- Given exercise:
Extract every line from the records below that contains the word "object".

[Some records]

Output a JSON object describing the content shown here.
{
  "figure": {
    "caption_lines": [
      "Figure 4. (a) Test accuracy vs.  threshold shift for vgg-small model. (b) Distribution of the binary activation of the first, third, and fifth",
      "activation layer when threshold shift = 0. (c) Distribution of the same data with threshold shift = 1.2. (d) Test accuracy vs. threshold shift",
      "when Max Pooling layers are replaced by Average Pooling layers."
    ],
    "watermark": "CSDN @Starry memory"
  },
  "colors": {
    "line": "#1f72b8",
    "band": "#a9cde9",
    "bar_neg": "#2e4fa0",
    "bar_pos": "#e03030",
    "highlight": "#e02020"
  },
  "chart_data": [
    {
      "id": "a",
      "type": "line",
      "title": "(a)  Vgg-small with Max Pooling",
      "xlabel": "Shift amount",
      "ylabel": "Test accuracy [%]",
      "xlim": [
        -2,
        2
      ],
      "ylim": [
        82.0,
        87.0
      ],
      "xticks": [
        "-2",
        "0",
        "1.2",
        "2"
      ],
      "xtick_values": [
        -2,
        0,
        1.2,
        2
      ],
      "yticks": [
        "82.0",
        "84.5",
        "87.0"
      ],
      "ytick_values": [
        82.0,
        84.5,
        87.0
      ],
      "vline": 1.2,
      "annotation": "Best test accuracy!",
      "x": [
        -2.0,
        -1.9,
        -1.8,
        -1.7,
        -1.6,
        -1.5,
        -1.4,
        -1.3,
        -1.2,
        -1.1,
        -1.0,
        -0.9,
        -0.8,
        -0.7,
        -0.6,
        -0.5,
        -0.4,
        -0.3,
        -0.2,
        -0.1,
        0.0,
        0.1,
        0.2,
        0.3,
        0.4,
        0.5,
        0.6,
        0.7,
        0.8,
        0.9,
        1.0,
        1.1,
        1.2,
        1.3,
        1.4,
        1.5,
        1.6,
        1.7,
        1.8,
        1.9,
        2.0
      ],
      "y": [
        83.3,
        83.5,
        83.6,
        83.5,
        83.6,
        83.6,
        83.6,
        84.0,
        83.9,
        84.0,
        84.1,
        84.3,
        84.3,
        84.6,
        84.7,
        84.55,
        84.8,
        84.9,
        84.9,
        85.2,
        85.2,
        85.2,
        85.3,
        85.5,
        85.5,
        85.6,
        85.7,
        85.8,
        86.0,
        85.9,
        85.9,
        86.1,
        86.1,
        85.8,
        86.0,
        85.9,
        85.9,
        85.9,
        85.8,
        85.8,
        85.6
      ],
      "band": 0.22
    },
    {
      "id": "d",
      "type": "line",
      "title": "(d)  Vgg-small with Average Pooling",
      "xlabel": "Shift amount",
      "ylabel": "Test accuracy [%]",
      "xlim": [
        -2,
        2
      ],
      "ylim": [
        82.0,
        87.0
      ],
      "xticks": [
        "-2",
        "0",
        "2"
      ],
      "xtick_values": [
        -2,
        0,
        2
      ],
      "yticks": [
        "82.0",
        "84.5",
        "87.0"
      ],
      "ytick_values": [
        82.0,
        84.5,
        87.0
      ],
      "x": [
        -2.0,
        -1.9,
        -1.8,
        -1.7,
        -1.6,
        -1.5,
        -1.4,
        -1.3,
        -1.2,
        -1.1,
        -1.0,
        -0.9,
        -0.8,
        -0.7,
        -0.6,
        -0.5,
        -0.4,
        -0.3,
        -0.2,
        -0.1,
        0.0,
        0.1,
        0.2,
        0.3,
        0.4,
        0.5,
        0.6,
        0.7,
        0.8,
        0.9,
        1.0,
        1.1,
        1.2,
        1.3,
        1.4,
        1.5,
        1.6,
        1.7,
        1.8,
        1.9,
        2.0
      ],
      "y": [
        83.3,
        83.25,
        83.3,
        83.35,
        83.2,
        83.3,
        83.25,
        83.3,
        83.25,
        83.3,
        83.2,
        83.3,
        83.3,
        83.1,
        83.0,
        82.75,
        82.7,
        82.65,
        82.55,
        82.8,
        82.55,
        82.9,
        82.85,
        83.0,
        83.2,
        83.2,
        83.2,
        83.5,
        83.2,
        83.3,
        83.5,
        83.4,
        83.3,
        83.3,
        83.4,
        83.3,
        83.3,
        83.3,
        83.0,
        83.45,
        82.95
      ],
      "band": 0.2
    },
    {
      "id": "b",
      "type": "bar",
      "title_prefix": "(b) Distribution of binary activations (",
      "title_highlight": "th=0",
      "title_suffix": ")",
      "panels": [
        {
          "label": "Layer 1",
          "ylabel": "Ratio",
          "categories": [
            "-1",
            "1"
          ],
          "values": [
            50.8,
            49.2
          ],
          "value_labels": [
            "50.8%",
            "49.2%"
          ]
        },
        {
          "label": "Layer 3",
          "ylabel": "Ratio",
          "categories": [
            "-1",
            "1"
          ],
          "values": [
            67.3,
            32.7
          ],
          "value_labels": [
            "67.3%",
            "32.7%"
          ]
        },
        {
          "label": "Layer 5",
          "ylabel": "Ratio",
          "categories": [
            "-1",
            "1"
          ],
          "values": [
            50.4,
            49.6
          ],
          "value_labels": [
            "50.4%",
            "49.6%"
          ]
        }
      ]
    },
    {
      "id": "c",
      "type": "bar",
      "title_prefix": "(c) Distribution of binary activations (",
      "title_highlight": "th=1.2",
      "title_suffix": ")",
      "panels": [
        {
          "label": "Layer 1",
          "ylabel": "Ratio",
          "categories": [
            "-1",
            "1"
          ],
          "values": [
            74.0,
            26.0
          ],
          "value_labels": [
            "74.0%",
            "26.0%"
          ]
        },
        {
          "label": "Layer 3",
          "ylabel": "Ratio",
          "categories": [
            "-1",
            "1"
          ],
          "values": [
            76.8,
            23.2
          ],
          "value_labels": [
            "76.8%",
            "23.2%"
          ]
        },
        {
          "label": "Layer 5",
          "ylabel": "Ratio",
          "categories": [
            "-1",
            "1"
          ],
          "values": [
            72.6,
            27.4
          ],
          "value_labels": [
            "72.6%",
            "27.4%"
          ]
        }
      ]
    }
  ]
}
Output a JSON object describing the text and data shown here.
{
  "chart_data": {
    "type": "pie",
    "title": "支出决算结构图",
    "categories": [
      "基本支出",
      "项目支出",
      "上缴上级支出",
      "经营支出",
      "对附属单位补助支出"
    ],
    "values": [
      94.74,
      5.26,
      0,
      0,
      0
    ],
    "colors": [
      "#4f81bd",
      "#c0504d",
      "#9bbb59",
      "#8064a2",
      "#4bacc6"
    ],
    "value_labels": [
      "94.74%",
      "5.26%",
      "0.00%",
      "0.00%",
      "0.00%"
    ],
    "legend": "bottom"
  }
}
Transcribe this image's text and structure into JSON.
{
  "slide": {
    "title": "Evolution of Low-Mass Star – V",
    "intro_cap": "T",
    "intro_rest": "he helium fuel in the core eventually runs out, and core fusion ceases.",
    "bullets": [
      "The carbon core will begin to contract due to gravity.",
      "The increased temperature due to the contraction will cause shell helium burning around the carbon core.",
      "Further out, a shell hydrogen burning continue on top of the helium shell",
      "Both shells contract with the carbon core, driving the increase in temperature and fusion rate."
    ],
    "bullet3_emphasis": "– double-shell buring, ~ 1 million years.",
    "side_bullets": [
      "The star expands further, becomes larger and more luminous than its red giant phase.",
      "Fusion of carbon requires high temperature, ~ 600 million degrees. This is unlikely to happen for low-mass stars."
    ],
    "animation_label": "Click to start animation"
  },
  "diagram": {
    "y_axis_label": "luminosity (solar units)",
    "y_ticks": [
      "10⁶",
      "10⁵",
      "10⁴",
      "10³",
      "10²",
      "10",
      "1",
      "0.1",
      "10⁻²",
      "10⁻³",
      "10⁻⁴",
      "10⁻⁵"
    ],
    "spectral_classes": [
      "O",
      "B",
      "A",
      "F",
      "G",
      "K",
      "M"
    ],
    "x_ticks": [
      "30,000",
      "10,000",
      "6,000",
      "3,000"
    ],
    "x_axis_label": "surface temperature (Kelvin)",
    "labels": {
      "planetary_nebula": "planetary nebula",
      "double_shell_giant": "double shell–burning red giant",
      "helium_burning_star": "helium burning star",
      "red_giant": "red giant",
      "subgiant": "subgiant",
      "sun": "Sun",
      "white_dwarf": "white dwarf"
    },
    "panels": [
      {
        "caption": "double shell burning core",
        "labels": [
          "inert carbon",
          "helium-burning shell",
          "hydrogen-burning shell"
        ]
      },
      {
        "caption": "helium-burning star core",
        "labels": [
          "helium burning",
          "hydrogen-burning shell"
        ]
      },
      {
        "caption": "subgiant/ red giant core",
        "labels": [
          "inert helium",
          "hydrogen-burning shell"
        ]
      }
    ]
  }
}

- Correct output:
Output a JSON object describing the content shown here.
Output a JSON object describing the text and data shown here.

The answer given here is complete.